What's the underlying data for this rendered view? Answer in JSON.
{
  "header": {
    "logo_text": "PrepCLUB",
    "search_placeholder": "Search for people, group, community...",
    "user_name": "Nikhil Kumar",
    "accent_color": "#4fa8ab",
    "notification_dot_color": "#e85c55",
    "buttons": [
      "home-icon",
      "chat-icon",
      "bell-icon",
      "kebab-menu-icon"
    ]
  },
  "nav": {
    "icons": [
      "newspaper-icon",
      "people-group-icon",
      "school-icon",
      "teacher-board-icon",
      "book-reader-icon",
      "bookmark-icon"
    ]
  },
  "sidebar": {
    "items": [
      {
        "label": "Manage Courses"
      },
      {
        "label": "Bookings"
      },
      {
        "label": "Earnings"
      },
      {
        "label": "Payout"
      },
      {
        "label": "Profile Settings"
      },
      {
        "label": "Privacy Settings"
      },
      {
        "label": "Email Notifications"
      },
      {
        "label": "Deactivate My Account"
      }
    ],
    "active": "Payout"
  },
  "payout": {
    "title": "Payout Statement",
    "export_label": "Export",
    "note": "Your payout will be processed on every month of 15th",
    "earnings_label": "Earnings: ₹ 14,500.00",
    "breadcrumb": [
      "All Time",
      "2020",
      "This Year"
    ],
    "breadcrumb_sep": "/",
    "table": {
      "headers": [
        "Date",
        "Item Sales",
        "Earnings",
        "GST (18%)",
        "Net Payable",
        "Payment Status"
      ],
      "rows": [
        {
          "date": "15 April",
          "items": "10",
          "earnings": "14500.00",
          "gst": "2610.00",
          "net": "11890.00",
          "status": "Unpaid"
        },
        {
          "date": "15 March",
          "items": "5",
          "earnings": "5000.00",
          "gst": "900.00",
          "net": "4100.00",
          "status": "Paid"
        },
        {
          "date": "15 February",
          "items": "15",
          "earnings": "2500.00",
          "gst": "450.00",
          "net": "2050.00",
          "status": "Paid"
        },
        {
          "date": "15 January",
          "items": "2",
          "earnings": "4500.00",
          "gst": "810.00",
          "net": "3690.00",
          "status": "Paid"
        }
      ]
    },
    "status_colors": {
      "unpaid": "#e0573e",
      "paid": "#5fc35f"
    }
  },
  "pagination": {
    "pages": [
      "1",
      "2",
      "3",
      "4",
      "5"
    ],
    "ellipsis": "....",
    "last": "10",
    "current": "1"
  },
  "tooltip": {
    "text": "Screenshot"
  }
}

────

(TASK OBJECTIVE):
Tell how many lines of the material above hold "group", answering with a bare number.

(RESULT OF THIS TASK):
2